BRIEF:
Gather up every line that includes the string "JSON".
## start RECORDS
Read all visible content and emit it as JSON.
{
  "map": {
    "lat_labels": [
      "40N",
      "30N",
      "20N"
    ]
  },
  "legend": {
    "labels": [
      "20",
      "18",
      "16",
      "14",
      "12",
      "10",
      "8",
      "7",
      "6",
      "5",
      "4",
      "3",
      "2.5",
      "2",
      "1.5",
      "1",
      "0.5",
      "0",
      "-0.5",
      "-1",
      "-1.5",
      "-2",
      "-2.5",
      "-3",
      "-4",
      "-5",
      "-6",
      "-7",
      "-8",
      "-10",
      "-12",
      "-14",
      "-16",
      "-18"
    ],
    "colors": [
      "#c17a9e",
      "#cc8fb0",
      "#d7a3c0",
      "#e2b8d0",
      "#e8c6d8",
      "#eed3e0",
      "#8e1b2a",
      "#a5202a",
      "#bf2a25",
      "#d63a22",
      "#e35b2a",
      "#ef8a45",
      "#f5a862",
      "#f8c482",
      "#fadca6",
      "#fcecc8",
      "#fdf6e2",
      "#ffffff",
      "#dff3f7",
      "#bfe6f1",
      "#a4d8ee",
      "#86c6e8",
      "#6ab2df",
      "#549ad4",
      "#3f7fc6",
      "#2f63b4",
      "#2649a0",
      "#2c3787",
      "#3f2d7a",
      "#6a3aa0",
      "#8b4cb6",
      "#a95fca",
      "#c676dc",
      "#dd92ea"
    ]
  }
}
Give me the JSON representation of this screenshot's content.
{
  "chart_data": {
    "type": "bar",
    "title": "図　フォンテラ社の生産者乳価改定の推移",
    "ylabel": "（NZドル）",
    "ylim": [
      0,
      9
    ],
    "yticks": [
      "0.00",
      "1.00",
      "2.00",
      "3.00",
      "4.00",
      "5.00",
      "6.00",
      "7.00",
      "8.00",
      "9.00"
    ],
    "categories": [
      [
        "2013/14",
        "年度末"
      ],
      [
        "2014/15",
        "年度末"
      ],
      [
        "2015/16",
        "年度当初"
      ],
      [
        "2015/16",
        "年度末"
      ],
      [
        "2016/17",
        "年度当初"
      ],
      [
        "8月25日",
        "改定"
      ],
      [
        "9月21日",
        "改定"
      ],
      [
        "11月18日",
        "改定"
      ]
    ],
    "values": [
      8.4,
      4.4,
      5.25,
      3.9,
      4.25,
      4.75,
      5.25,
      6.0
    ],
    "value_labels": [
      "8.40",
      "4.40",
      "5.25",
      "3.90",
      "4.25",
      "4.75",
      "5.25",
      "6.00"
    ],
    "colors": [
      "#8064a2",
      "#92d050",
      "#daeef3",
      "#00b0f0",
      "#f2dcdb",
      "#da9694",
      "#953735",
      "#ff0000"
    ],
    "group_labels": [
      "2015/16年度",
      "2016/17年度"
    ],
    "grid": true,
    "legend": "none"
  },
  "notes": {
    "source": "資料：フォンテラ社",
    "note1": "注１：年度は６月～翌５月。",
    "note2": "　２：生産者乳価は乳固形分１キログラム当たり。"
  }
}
## end RECORDS
SOLUTION FOR THIS PROBLEM:
Read all visible content and emit it as JSON.
Give me the JSON representation of this screenshot's content.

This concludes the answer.